§ The task
For the data below, work out how many lines include the string "Registry" and report only the number.

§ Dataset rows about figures
***

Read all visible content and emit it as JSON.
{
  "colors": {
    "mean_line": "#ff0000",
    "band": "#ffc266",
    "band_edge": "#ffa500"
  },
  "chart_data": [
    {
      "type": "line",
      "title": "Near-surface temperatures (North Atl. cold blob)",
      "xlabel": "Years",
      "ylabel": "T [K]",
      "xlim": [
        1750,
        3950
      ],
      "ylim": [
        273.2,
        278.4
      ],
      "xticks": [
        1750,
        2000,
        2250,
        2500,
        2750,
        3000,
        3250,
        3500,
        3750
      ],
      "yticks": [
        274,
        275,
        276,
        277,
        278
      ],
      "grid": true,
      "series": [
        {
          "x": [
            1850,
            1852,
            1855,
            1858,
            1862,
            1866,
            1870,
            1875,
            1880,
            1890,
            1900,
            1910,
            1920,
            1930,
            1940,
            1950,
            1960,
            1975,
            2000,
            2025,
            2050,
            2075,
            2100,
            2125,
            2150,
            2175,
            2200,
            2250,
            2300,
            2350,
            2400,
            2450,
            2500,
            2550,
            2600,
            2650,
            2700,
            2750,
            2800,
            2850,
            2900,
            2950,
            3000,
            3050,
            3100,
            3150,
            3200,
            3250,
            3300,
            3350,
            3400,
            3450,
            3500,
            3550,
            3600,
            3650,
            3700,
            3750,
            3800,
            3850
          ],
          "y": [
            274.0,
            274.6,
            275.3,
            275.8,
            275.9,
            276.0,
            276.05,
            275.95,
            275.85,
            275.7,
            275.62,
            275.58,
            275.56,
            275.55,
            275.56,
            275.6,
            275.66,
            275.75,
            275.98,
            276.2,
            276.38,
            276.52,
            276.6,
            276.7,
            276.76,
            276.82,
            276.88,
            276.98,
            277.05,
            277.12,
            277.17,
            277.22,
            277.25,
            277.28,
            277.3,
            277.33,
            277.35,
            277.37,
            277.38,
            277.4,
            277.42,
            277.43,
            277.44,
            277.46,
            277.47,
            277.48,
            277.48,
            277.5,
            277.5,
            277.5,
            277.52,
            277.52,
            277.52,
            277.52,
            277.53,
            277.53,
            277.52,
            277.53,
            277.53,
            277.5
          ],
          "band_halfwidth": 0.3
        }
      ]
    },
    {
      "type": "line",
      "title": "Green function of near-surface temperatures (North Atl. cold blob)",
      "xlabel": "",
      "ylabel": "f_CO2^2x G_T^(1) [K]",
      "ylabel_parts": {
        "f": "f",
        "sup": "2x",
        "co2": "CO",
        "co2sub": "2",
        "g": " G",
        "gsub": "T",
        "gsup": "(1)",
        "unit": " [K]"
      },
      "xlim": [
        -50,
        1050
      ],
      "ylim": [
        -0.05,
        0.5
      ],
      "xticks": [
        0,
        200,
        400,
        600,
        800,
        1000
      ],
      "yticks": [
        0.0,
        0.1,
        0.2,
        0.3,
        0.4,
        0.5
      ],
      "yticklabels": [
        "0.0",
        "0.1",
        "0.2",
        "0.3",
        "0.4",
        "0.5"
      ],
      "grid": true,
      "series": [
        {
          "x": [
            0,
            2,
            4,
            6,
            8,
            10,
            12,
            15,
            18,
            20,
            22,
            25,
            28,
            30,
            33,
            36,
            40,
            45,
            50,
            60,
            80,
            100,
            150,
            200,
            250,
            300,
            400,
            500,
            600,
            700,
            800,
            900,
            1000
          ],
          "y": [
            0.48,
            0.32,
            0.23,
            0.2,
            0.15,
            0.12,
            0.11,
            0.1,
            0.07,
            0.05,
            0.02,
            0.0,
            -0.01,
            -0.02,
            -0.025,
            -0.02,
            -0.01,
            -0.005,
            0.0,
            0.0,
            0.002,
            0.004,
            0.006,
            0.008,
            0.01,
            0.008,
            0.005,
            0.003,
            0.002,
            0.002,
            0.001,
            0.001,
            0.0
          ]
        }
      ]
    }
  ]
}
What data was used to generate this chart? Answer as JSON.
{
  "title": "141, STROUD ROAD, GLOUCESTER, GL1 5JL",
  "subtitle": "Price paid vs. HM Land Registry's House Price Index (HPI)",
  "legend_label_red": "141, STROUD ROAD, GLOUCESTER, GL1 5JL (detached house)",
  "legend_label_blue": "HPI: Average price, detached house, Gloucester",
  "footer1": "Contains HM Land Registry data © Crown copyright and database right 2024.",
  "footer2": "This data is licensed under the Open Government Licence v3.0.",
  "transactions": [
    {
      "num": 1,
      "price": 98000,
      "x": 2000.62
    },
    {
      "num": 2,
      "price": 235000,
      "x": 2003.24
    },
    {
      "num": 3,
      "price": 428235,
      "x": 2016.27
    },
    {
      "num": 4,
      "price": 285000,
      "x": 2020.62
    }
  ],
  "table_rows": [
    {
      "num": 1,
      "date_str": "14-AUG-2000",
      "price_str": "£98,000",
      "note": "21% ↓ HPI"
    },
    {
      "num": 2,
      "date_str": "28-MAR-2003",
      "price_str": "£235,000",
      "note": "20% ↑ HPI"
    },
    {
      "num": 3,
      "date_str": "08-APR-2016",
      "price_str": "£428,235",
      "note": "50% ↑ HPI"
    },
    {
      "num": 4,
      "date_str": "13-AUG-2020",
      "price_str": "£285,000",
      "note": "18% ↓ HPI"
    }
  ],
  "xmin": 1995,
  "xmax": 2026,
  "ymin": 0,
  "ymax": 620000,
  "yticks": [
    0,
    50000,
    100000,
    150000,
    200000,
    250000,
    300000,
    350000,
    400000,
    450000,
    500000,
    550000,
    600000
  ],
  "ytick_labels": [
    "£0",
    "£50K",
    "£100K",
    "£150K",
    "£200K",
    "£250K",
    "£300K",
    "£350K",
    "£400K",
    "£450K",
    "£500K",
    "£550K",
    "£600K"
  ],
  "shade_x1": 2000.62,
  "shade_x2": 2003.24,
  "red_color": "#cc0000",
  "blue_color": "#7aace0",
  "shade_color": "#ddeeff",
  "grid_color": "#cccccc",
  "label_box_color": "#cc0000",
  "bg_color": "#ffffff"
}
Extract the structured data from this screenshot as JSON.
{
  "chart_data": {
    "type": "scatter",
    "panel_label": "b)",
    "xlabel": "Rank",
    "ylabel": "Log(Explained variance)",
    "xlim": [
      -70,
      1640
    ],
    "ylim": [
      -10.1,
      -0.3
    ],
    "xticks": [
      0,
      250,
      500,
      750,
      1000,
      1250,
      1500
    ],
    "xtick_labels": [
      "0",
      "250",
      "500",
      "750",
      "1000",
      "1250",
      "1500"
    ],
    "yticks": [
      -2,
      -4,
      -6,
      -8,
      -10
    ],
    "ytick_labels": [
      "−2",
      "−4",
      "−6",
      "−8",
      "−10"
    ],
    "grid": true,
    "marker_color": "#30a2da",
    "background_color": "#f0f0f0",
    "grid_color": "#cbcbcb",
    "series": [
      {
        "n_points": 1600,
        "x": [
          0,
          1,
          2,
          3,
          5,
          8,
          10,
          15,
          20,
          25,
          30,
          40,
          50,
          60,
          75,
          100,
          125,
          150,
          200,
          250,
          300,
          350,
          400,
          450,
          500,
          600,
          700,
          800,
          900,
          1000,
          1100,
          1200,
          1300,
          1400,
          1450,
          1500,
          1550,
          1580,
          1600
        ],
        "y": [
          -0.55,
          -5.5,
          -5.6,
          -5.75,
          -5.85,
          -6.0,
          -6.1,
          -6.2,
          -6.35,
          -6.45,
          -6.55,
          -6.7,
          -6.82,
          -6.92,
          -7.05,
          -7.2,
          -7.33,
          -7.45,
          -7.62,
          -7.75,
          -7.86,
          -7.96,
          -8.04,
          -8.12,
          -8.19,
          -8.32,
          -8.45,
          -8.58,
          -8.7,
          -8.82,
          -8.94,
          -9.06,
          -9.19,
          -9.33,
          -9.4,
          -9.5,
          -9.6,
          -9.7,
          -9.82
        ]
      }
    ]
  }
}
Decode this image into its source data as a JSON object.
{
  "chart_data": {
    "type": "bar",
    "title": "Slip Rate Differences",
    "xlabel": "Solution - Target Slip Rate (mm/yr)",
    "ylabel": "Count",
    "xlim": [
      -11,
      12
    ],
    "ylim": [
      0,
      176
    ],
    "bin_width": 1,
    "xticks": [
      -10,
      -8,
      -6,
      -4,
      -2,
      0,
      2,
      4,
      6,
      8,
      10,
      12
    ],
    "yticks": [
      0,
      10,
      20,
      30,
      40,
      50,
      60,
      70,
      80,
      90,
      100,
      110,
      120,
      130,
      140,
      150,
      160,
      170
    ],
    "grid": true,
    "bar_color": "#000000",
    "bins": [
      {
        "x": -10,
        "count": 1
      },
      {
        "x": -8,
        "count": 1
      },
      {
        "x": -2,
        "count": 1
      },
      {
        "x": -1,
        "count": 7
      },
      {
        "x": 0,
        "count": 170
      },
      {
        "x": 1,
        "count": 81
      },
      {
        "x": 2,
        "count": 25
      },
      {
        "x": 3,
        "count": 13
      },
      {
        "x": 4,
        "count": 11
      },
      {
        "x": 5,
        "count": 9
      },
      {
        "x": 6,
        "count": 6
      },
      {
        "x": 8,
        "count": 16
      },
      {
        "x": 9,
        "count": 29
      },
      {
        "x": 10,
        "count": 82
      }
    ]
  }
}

***

§ Answer to the problem
2